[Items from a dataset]
******************************

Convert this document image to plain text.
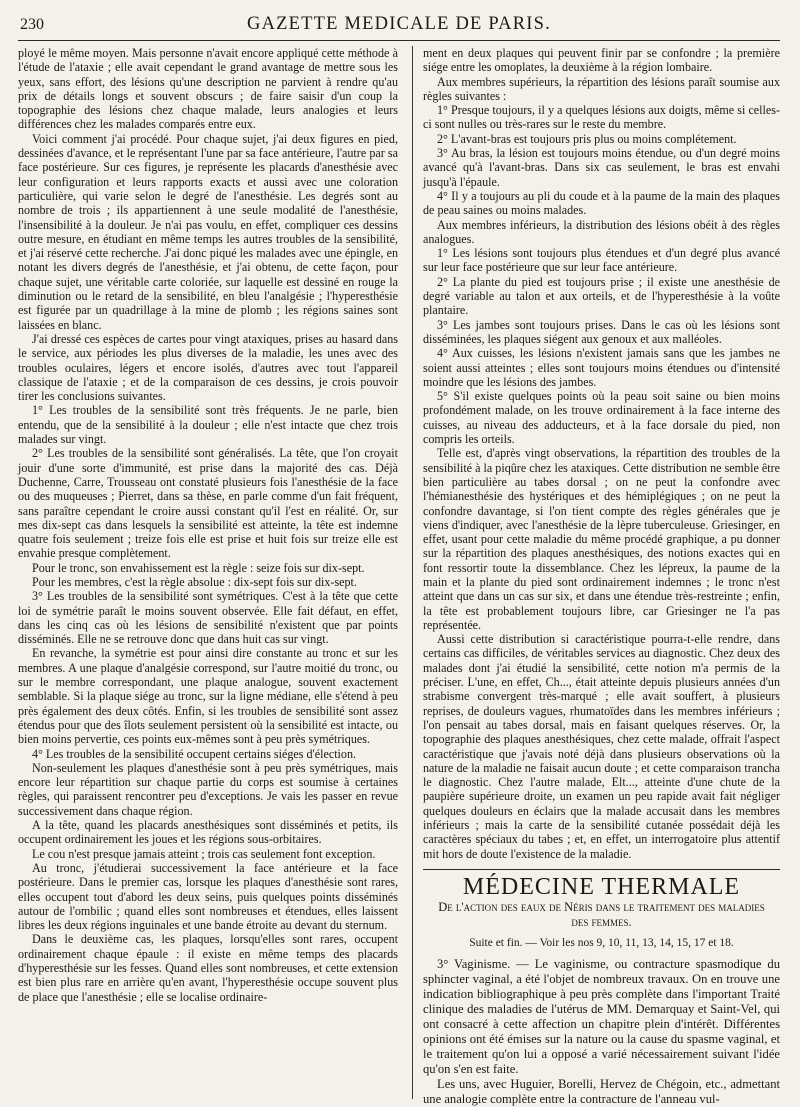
230	GAZETTE MEDICALE DE PARIS.

ployé le même moyen. Mais personne n'avait encore appliqué cette méthode à l'étude de l'ataxie ; elle avait cependant le grand avantage de mettre sous les yeux, sans effort, des lésions qu'une description ne parvient à rendre qu'au prix de détails longs et souvent obscurs ; de faire saisir d'un coup la topographie des lésions chez chaque malade, leurs analogies et leurs différences chez les malades comparés entre eux.

Voici comment j'ai procédé. Pour chaque sujet, j'ai deux figures en pied, dessinées d'avance, et le représentant l'une par sa face antérieure, l'autre par sa face postérieure. Sur ces figures, je représente les placards d'anesthésie avec leur configuration et leurs rapports exacts et aussi avec une coloration particulière, qui varie selon le degré de l'anesthésie. Les degrés sont au nombre de trois ; ils appartiennent à une seule modalité de l'anesthésie, l'insensibilité à la douleur. Je n'ai pas voulu, en effet, compliquer ces dessins outre mesure, en étudiant en même temps les autres troubles de la sensibilité, et j'ai réservé cette recherche. J'ai donc piqué les malades avec une épingle, en notant les divers degrés de l'anesthésie, et j'ai obtenu, de cette façon, pour chaque sujet, une véritable carte coloriée, sur laquelle est dessiné en rouge la diminution ou le retard de la sensibilité, en bleu l'analgésie ; l'hyperesthésie est figurée par un quadrillage à la mine de plomb ; les régions saines sont laissées en blanc.

J'ai dressé ces espèces de cartes pour vingt ataxiques, prises au hasard dans le service, aux périodes les plus diverses de la maladie, les unes avec des troubles oculaires, légers et encore isolés, d'autres avec tout l'appareil classique de l'ataxie ; et de la comparaison de ces dessins, je crois pouvoir tirer les conclusions suivantes.

1° Les troubles de la sensibilité sont très fréquents. Je ne parle, bien entendu, que de la sensibilité à la douleur ; elle n'est intacte que chez trois malades sur vingt.

2° Les troubles de la sensibilité sont généralisés. La tête, que l'on croyait jouir d'une sorte d'immunité, est prise dans la majorité des cas. Déjà Duchenne, Carre, Trousseau ont constaté plusieurs fois l'anesthésie de la face ou des muqueuses ; Pierret, dans sa thèse, en parle comme d'un fait fréquent, sans paraître cependant le croire aussi constant qu'il l'est en réalité. Or, sur mes dix-sept cas dans lesquels la sensibilité est atteinte, la tête est indemne quatre fois seulement ; treize fois elle est prise et huit fois sur treize elle est envahie presque complètement.

Pour le tronc, son envahissement est la règle : seize fois sur dix-sept.

Pour les membres, c'est la règle absolue : dix-sept fois sur dix-sept.

3° Les troubles de la sensibilité sont symétriques. C'est à la tête que cette loi de symétrie paraît le moins souvent observée. Elle fait défaut, en effet, dans les cinq cas où les lésions de sensibilité n'existent que par points disséminés. Elle ne se retrouve donc que dans huit cas sur vingt.

En revanche, la symétrie est pour ainsi dire constante au tronc et sur les membres. A une plaque d'analgésie correspond, sur l'autre moitié du tronc, ou sur le membre correspondant, une plaque analogue, souvent exactement semblable. Si la plaque siége au tronc, sur la ligne médiane, elle s'étend à peu près également des deux côtés. Enfin, si les troubles de sensibilité sont assez étendus pour que des îlots seulement persistent où la sensibilité est intacte, ou bien moins pervertie, ces points eux-mêmes sont à peu près symétriques.

4° Les troubles de la sensibilité occupent certains siéges d'élection.

Non-seulement les plaques d'anesthésie sont à peu près symétriques, mais encore leur répartition sur chaque partie du corps est soumise à certaines règles, qui paraissent rencontrer peu d'exceptions. Je vais les passer en revue successivement dans chaque région.

A la tête, quand les placards anesthésiques sont disséminés et petits, ils occupent ordinairement les joues et les régions sous-orbitaires.

Le cou n'est presque jamais atteint ; trois cas seulement font exception.

Au tronc, j'étudierai successivement la face antérieure et la face postérieure. Dans le premier cas, lorsque les plaques d'anesthésie sont rares, elles occupent tout d'abord les deux seins, puis quelques points disséminés autour de l'ombilic ; quand elles sont nombreuses et étendues, elles laissent libres les deux régions inguinales et une bande étroite au devant du sternum.

Dans le deuxième cas, les plaques, lorsqu'elles sont rares, occupent ordinairement chaque épaule : il existe en même temps des placards d'hyperesthésie sur les fesses. Quand elles sont nombreuses, et cette extension est bien plus rare en arrière qu'en avant, l'hyperesthésie occupe souvent plus de place que l'anesthésie ; elle se localise ordinaire-

ment en deux plaques qui peuvent finir par se confondre ; la première siége entre les omoplates, la deuxième à la région lombaire.

Aux membres supérieurs, la répartition des lésions paraît soumise aux règles suivantes :

1° Presque toujours, il y a quelques lésions aux doigts, même si celles-ci sont nulles ou très-rares sur le reste du membre.

2° L'avant-bras est toujours pris plus ou moins complétement.

3° Au bras, la lésion est toujours moins étendue, ou d'un degré moins avancé qu'à l'avant-bras. Dans six cas seulement, le bras est envahi jusqu'à l'épaule.

4° Il y a toujours au pli du coude et à la paume de la main des plaques de peau saines ou moins malades.

Aux membres inférieurs, la distribution des lésions obéit à des règles analogues.

1° Les lésions sont toujours plus étendues et d'un degré plus avancé sur leur face postérieure que sur leur face antérieure.

2° La plante du pied est toujours prise ; il existe une anesthésie de degré variable au talon et aux orteils, et de l'hyperesthésie à la voûte plantaire.

3° Les jambes sont toujours prises. Dans le cas où les lésions sont disséminées, les plaques siégent aux genoux et aux malléoles.

4° Aux cuisses, les lésions n'existent jamais sans que les jambes ne soient aussi atteintes ; elles sont toujours moins étendues ou d'intensité moindre que les lésions des jambes.

5° S'il existe quelques points où la peau soit saine ou bien moins profondément malade, on les trouve ordinairement à la face interne des cuisses, au niveau des adducteurs, et à la face dorsale du pied, non compris les orteils.

Telle est, d'après vingt observations, la répartition des troubles de la sensibilité à la piqûre chez les ataxiques. Cette distribution ne semble être bien particulière au tabes dorsal ; on ne peut la confondre avec l'hémianesthésie des hystériques et des hémiplégiques ; on ne peut la confondre davantage, si l'on tient compte des règles générales que je viens d'indiquer, avec l'anesthésie de la lèpre tuberculeuse. Griesinger, en effet, usant pour cette maladie du même procédé graphique, a pu donner sur la répartition des plaques anesthésiques, des notions exactes qui en font ressortir toute la dissemblance. Chez les lépreux, la paume de la main et la plante du pied sont ordinairement indemnes ; le tronc n'est atteint que dans un cas sur six, et dans une étendue très-restreinte ; enfin, la tête est probablement toujours libre, car Griesinger ne l'a pas représentée.

Aussi cette distribution si caractéristique pourra-t-elle rendre, dans certains cas difficiles, de véritables services au diagnostic. Chez deux des malades dont j'ai étudié la sensibilité, cette notion m'a permis de la préciser. L'une, en effet, Ch..., était atteinte depuis plusieurs années d'un strabisme convergent très-marqué ; elle avait souffert, à plusieurs reprises, de douleurs vagues, rhumatoïdes dans les membres inférieurs ; l'on pensait au tabes dorsal, mais en faisant quelques réserves. Or, la topographie des plaques anesthésiques, chez cette malade, offrait l'aspect caractéristique que j'avais noté déjà dans plusieurs observations où la nature de la maladie ne faisait aucun doute ; et cette comparaison trancha le diagnostic. Chez l'autre malade, Elt..., atteinte d'une chute de la paupière supérieure droite, un examen un peu rapide avait fait négliger quelques douleurs en éclairs que la malade accusait dans les membres inférieurs ; mais la carte de la sensibilité cutanée possédait déjà les caractères spéciaux du tabes ; et, en effet, un interrogatoire plus attentif mit hors de doute l'existence de la maladie.

MÉDECINE THERMALE
De l'action des eaux de Néris dans le traitement des maladies des femmes.
Suite et fin. — Voir les nos 9, 10, 11, 13, 14, 15, 17 et 18.

3° Vaginisme. — Le vaginisme, ou contracture spasmodique du sphincter vaginal, a été l'objet de nombreux travaux. On en trouve une indication bibliographique à peu près complète dans l'important Traité clinique des maladies de l'utérus de MM. Demarquay et Saint-Vel, qui ont consacré à cette affection un chapitre plein d'intérêt. Différentes opinions ont été émises sur la nature ou la cause du spasme vaginal, et le traitement qu'on lui a opposé a varié nécessairement suivant l'idée qu'on s'en est faite.

Les uns, avec Huguier, Borelli, Hervez de Chégoin, etc., admettant une analogie complète entre la contracture de l'anneau vul-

******************************

Exercise objective ▸ Find "encore". Copy every line it occurs in.

Expected answer ▸
ployé le même moyen. Mais personne n'avait encore appliqué cette méthode à l'étude de l'ataxie ; elle avait cependant le grand avantage de mettre sous les yeux, sans effort, des lésions qu'une description ne parvient à rendre qu'au prix de détails longs et souvent obscurs ; de faire saisir d'un coup la topographie des lésions chez chaque malade, leurs analogies et leurs différences chez les malades comparés entre eux.
J'ai dressé ces espèces de cartes pour vingt ataxiques, prises au hasard dans le service, aux périodes les plus diverses de la maladie, les unes avec des troubles oculaires, légers et encore isolés, d'autres avec tout l'appareil classique de l'ataxie ; et de la comparaison de ces dessins, je crois pouvoir tirer les conclusions suivantes.
Non-seulement les plaques d'anesthésie sont à peu près symétriques, mais encore leur répartition sur chaque partie du corps est soumise à certaines règles, qui paraissent rencontrer peu d'exceptions. Je vais les passer en revue successivement dans chaque région.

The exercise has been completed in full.